## Given data
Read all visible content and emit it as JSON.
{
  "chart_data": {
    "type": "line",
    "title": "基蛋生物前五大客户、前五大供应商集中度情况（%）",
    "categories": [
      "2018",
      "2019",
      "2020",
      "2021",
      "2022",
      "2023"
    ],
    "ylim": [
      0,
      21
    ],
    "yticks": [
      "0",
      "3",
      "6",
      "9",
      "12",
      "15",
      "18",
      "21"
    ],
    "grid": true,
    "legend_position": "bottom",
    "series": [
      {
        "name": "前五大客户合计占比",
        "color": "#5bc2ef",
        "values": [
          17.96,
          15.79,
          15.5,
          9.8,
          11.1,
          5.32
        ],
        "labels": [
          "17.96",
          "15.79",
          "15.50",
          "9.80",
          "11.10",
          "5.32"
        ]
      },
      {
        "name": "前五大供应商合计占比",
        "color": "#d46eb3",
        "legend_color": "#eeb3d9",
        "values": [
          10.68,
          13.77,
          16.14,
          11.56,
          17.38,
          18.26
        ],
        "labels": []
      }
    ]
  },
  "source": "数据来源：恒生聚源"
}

## Problem statement
Copy the data above in full, character for character.

## Task response
Read all visible content and emit it as JSON.
{
  "chart_data": {
    "type": "line",
    "title": "基蛋生物前五大客户、前五大供应商集中度情况（%）",
    "categories": [
      "2018",
      "2019",
      "2020",
      "2021",
      "2022",
      "2023"
    ],
    "ylim": [
      0,
      21
    ],
    "yticks": [
      "0",
      "3",
      "6",
      "9",
      "12",
      "15",
      "18",
      "21"
    ],
    "grid": true,
    "legend_position": "bottom",
    "series": [
      {
        "name": "前五大客户合计占比",
        "color": "#5bc2ef",
        "values": [
          17.96,
          15.79,
          15.5,
          9.8,
          11.1,
          5.32
        ],
        "labels": [
          "17.96",
          "15.79",
          "15.50",
          "9.80",
          "11.10",
          "5.32"
        ]
      },
      {
        "name": "前五大供应商合计占比",
        "color": "#d46eb3",
        "legend_color": "#eeb3d9",
        "values": [
          10.68,
          13.77,
          16.14,
          11.56,
          17.38,
          18.26
        ],
        "labels": []
      }
    ]
  },
  "source": "数据来源：恒生聚源"
}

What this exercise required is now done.